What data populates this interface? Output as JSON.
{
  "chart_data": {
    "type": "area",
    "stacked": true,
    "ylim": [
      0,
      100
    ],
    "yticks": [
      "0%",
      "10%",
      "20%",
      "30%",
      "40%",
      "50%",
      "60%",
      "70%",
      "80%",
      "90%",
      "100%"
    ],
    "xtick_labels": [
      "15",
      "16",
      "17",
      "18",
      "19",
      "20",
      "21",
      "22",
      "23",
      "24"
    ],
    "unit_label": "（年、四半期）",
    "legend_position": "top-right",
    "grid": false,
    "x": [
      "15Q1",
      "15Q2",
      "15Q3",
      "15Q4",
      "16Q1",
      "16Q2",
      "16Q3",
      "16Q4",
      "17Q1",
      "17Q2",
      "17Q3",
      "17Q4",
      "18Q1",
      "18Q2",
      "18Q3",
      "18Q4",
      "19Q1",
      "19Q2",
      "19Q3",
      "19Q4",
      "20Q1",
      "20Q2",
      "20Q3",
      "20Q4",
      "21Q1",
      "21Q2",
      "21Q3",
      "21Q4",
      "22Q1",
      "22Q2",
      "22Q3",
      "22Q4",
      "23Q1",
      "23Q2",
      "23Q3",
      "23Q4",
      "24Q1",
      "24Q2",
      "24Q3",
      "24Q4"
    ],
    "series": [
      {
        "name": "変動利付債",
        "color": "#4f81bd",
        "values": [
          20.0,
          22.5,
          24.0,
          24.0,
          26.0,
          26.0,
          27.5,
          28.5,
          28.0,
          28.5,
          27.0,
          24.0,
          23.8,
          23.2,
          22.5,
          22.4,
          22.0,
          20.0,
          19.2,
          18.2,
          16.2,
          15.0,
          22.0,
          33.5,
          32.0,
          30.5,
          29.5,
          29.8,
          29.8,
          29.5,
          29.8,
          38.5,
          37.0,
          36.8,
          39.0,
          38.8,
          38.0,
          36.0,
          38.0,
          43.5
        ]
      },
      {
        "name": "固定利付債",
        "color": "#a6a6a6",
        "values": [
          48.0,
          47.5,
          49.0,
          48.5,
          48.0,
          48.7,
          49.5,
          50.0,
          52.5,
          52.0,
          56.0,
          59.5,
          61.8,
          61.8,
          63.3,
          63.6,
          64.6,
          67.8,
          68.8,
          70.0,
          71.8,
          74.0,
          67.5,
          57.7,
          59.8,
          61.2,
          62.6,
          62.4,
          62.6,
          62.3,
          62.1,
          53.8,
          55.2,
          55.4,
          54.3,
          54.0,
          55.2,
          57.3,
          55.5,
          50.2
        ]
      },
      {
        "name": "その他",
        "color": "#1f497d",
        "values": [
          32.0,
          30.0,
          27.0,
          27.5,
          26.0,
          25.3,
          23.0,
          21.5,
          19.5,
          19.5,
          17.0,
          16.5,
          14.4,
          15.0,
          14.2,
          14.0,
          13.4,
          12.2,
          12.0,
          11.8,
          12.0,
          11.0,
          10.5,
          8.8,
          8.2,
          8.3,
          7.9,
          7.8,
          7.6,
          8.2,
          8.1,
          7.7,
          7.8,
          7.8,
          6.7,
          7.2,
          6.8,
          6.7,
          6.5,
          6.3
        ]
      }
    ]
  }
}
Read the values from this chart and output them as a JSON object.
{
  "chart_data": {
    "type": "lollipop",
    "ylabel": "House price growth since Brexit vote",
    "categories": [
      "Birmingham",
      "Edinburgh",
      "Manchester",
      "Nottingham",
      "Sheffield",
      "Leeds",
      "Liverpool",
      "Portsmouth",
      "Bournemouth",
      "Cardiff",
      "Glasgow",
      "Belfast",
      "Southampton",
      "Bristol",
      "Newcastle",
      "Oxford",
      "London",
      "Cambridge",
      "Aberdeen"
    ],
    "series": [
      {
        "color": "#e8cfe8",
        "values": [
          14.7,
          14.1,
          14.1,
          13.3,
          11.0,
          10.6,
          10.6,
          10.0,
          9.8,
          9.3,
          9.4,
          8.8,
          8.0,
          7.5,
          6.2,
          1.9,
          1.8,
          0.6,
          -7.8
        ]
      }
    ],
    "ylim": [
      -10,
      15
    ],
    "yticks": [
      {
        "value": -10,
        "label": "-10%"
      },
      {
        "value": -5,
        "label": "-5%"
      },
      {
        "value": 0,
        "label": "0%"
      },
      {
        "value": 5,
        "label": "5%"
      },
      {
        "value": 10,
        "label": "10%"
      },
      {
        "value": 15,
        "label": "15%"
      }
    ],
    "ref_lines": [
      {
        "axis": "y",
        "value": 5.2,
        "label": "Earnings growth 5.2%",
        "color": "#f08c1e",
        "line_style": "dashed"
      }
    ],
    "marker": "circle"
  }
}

**What you are asked to do:**
State the number of lines in these entries that include the string "color". Provide nothing beyond that number.

**Full solution:**
5